- Stated problem
Extract the final stretch of the data: the line that contains "Extract the structured" and every line after it, unaltered, and no other lines.
── Material shown
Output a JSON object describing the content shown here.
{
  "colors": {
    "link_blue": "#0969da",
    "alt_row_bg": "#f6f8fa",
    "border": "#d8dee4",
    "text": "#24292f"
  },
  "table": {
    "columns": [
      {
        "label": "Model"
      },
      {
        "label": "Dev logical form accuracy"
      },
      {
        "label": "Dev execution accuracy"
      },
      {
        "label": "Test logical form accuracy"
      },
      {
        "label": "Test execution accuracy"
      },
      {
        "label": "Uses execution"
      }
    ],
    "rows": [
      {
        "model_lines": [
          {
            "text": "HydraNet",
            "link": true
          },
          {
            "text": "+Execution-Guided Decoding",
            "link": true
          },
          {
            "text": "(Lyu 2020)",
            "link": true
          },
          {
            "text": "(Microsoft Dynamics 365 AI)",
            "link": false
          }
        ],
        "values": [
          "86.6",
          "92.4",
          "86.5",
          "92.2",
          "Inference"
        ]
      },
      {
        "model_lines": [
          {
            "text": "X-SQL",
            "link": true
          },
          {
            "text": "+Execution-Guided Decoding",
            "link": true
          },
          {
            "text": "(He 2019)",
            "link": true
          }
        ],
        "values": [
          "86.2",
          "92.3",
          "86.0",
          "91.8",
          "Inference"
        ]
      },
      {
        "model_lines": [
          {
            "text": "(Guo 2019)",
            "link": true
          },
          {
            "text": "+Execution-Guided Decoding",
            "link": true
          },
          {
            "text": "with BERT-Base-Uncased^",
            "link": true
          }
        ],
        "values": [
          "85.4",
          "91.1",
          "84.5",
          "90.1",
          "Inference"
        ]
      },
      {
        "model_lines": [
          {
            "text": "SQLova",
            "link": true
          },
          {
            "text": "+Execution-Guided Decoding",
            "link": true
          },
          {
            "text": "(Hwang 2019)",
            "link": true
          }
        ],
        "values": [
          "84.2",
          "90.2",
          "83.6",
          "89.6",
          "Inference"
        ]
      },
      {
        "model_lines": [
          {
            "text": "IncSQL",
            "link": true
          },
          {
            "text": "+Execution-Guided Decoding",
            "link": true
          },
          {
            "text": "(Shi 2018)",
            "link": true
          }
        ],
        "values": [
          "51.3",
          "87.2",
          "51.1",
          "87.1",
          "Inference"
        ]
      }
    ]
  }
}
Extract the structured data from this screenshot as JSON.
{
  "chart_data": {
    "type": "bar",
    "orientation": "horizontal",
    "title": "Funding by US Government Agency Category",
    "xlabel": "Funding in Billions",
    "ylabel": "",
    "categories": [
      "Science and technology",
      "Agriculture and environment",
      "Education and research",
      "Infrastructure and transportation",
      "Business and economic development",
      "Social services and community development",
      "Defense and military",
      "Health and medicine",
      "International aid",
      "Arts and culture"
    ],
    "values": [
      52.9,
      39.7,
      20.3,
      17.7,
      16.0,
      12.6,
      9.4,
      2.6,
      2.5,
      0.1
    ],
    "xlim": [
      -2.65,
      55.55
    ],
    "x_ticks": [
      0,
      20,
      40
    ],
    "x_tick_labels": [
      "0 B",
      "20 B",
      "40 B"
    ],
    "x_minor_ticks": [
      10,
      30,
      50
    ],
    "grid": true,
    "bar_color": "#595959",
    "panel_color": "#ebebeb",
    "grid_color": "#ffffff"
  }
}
────
- Answer below
Extract the structured data from this screenshot as JSON.
{
  "chart_data": {
    "type": "bar",
    "orientation": "horizontal",
    "title": "Funding by US Government Agency Category",
    "xlabel": "Funding in Billions",
    "ylabel": "",
    "categories": [
      "Science and technology",
      "Agriculture and environment",
      "Education and research",
      "Infrastructure and transportation",
      "Business and economic development",
      "Social services and community development",
      "Defense and military",
      "Health and medicine",
      "International aid",
      "Arts and culture"
    ],
    "values": [
      52.9,
      39.7,
      20.3,
      17.7,
      16.0,
      12.6,
      9.4,
      2.6,
      2.5,
      0.1
    ],
    "xlim": [
      -2.65,
      55.55
    ],
    "x_ticks": [
      0,
      20,
      40
    ],
    "x_tick_labels": [
      "0 B",
      "20 B",
      "40 B"
    ],
    "x_minor_ticks": [
      10,
      30,
      50
    ],
    "grid": true,
    "bar_color": "#595959",
    "panel_color": "#ebebeb",
    "grid_color": "#ffffff"
  }
}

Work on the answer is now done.